Set problem:
Using the listing below, please gather every line containing the word "text".

Dataset items
* BEGIN *
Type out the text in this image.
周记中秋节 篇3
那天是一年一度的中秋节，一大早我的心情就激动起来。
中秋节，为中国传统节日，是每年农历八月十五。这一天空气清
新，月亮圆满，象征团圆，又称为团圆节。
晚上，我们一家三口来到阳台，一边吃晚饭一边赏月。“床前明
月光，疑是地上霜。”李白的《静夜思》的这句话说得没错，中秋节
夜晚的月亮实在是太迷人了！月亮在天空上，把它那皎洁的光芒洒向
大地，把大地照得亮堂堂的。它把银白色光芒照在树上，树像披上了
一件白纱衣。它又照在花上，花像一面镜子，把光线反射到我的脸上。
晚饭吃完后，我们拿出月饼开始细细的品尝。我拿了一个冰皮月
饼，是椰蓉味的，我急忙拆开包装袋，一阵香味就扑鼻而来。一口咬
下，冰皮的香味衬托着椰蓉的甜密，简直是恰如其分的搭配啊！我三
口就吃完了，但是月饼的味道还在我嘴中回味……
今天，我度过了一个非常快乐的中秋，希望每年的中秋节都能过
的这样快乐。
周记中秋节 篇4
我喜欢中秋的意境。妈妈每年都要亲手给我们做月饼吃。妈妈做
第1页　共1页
* END *
* BEGIN *
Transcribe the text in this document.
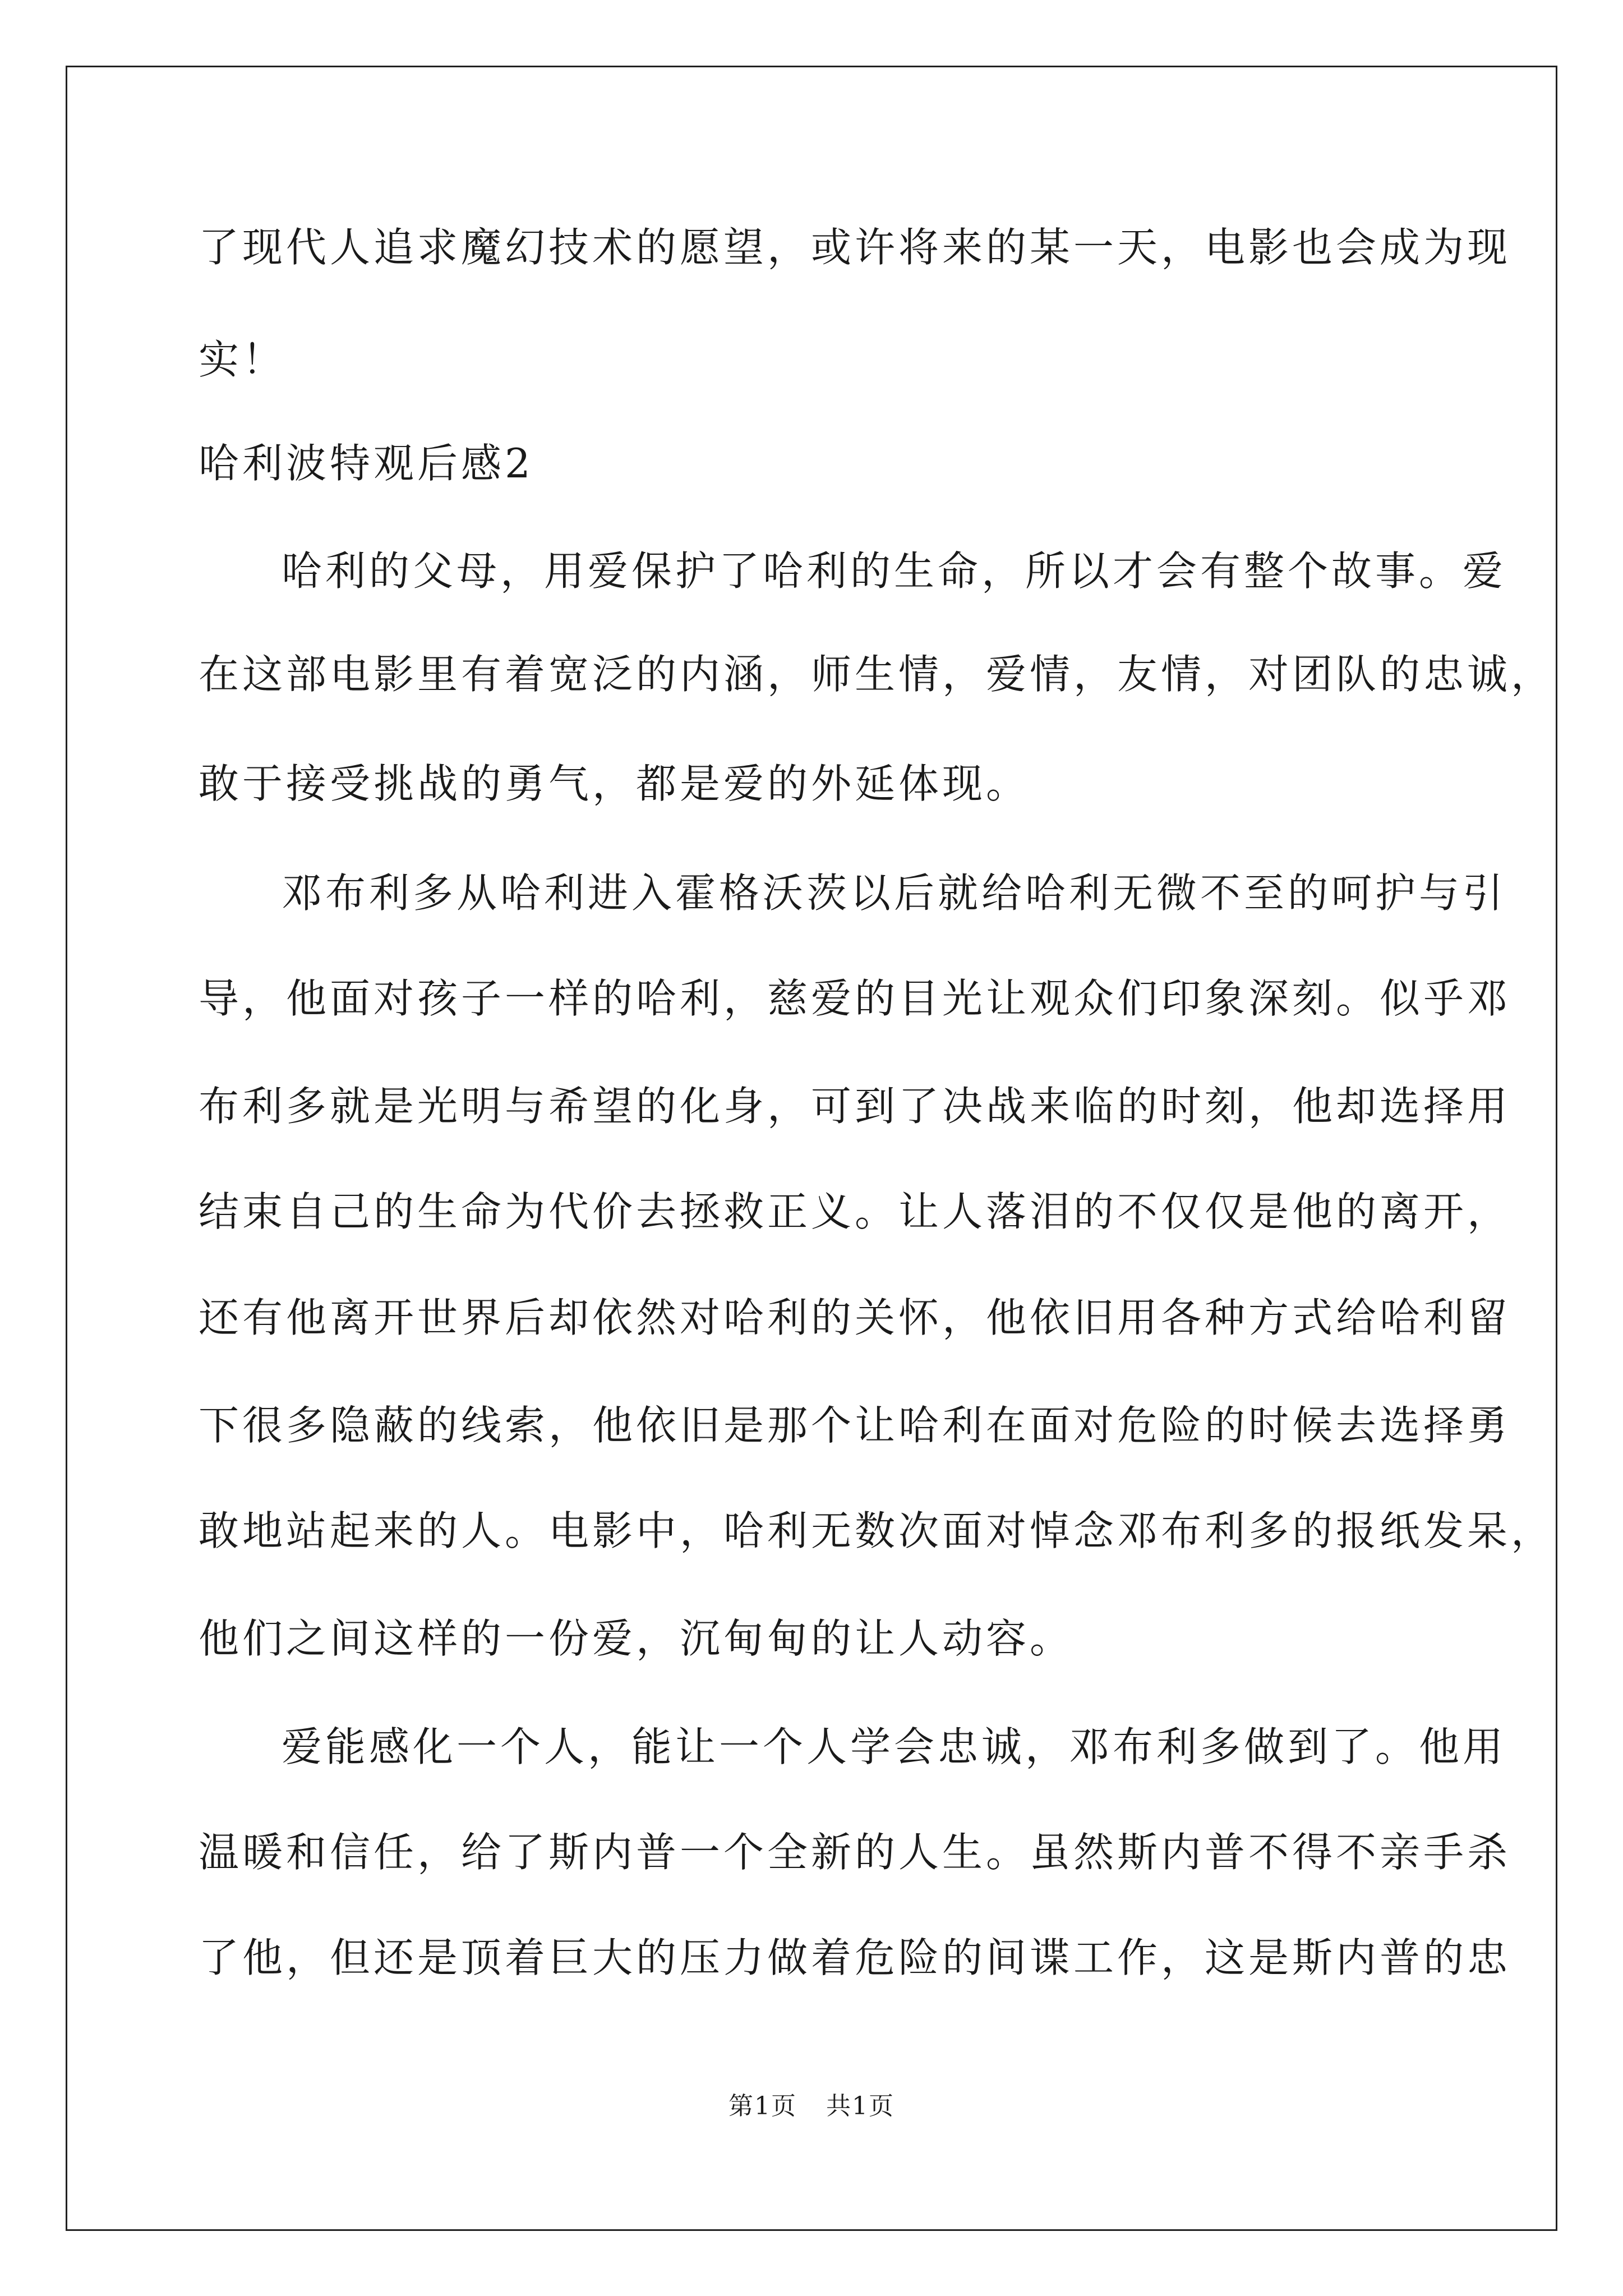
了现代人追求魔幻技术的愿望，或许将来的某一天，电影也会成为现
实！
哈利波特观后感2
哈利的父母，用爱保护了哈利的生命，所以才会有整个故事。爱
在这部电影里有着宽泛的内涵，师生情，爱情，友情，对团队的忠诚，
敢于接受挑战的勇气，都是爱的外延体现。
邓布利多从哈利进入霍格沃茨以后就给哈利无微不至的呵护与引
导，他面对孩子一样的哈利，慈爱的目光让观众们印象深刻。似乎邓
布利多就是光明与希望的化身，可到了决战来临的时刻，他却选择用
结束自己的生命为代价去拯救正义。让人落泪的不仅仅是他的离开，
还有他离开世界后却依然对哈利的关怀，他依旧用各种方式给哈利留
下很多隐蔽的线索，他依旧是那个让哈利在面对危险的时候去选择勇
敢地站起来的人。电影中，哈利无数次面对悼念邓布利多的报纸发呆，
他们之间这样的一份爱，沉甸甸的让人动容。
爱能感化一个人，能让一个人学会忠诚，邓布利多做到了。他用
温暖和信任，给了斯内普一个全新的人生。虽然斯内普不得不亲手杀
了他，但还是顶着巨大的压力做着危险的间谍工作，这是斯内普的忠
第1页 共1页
* END *
* BEGIN *
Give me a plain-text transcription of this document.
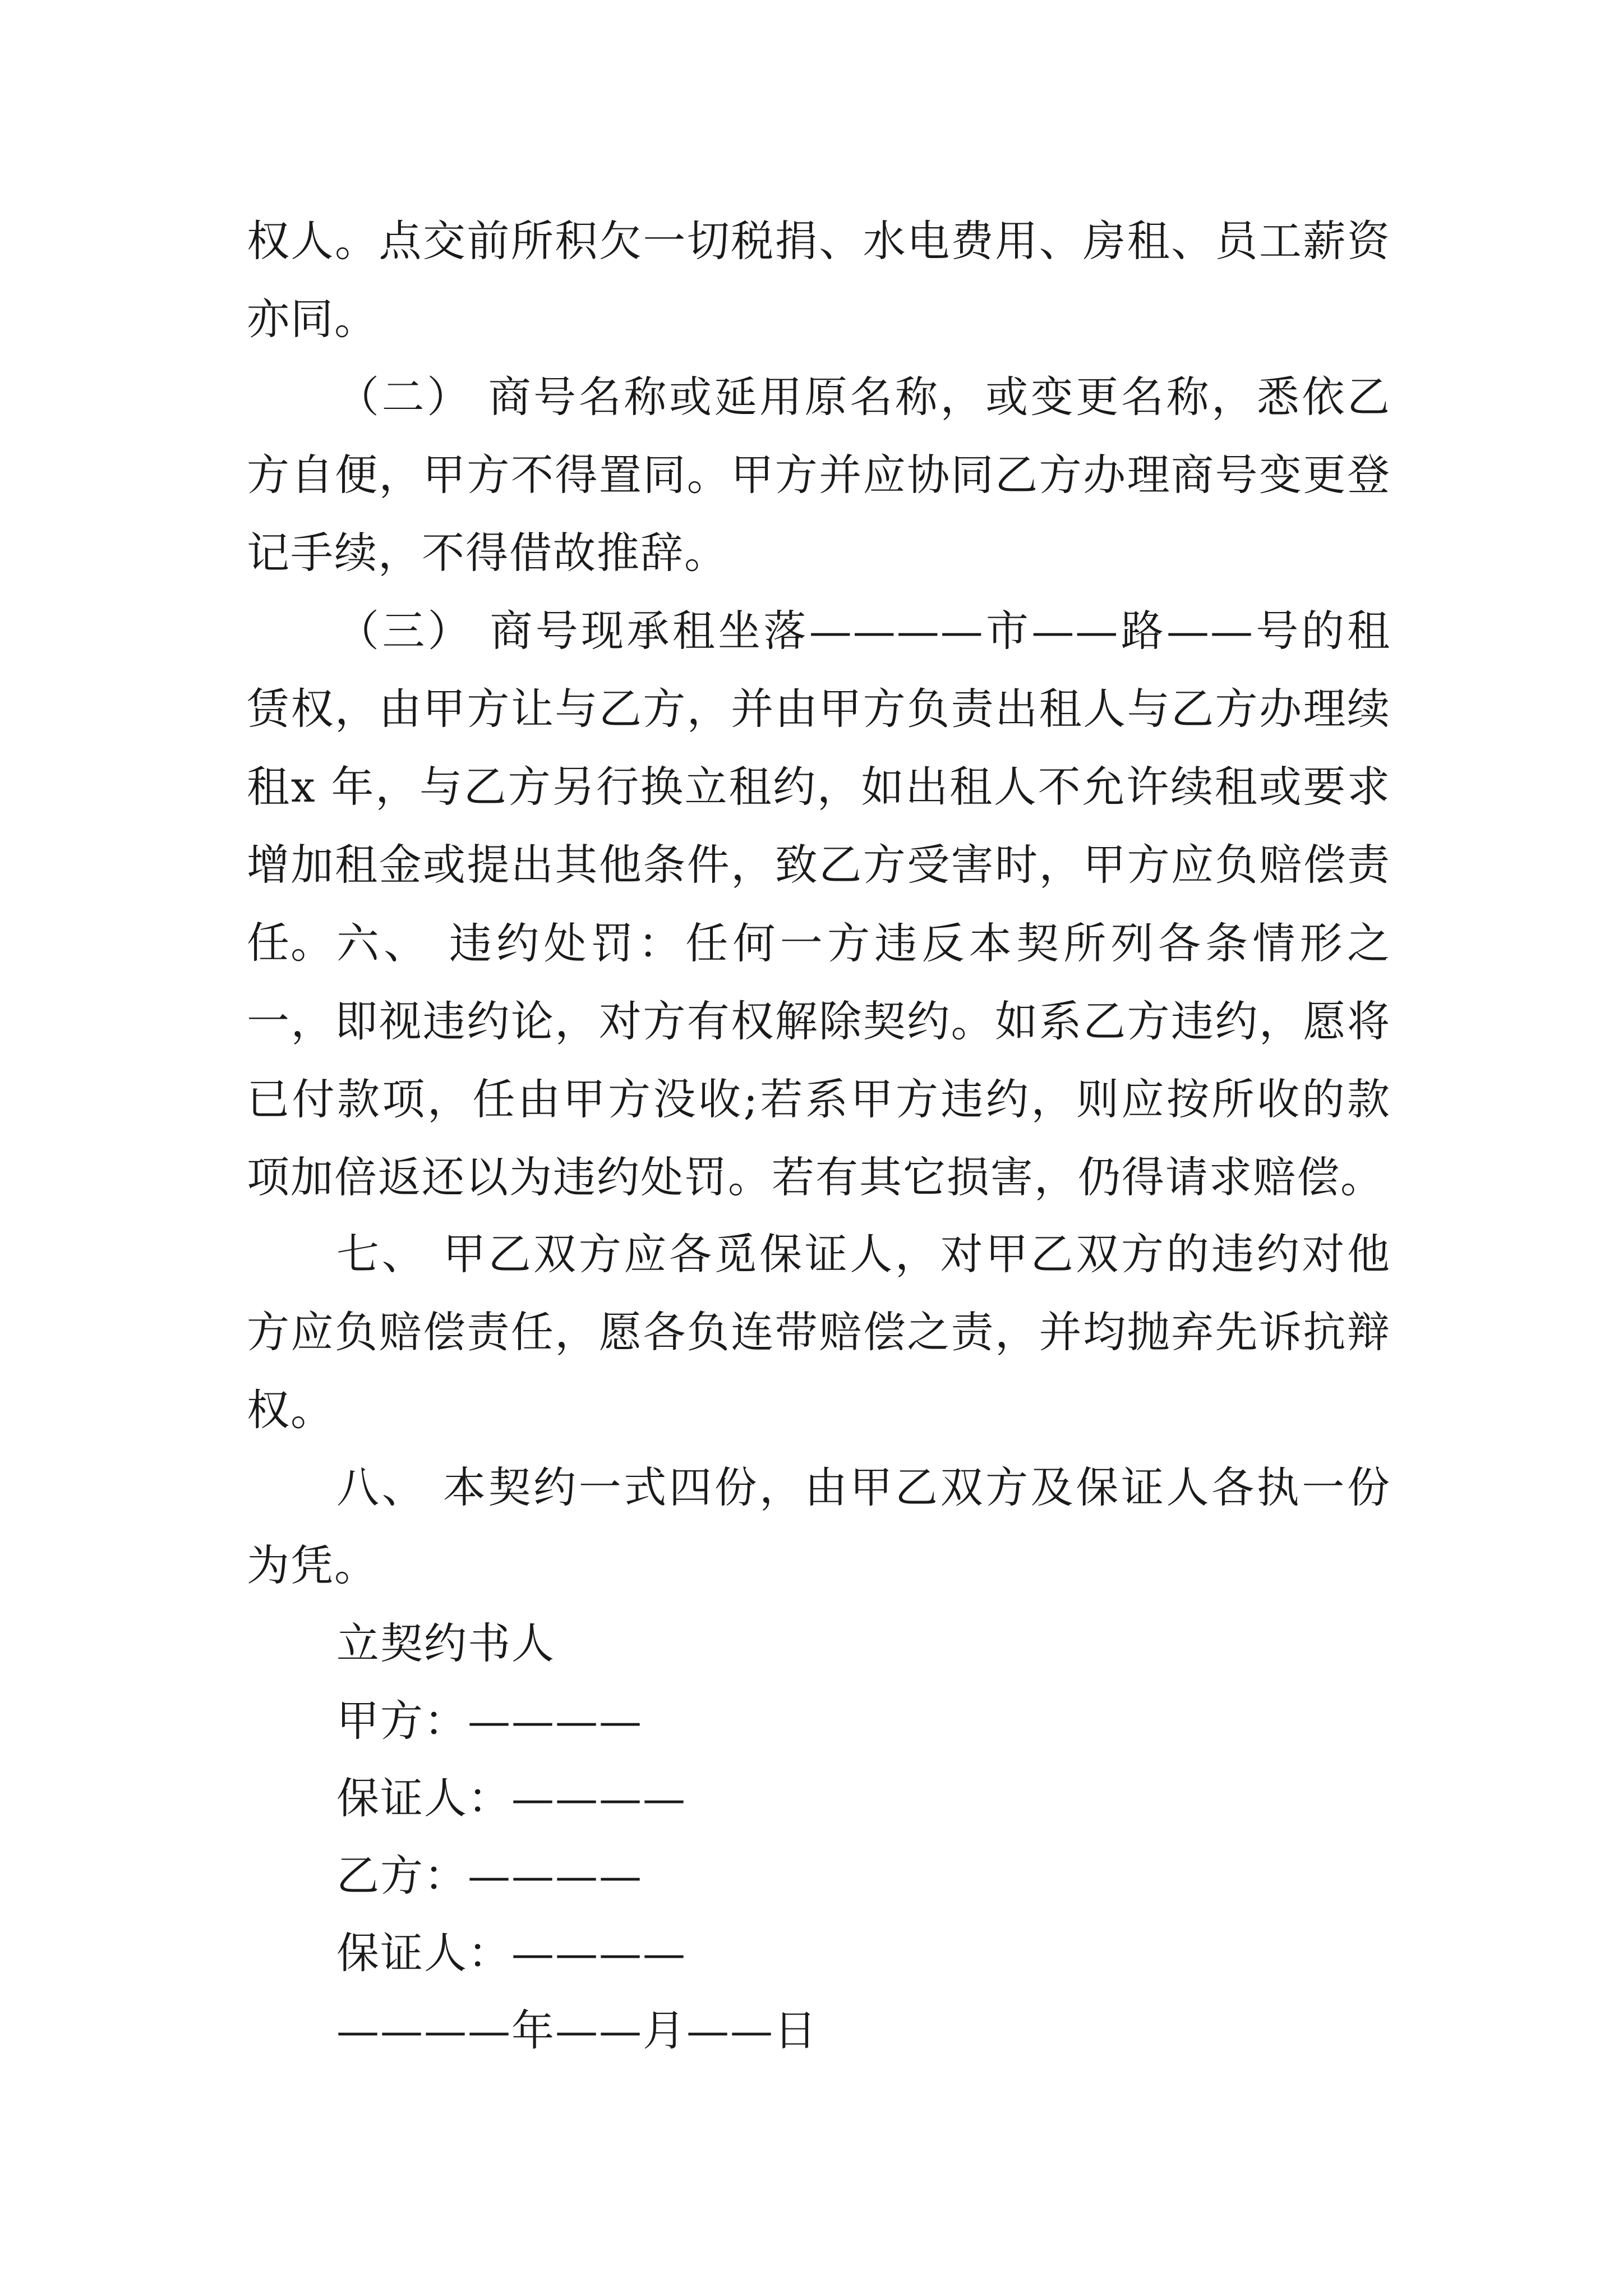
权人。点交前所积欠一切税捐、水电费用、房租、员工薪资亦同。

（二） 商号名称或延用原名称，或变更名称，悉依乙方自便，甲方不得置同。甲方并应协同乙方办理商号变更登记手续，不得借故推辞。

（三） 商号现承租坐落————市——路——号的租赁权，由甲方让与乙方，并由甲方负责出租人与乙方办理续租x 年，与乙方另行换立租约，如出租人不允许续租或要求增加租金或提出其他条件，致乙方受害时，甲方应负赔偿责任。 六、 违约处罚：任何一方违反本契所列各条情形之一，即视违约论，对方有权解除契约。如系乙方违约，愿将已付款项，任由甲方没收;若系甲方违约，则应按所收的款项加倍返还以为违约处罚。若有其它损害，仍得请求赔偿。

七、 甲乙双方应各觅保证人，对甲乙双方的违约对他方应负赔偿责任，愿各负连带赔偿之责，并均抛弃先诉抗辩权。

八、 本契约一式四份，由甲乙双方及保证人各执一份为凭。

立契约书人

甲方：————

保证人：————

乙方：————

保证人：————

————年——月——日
* END *
Answer in full:
Type out the text in this image.
Transcribe the text in this document.
Give me a plain-text transcription of this document.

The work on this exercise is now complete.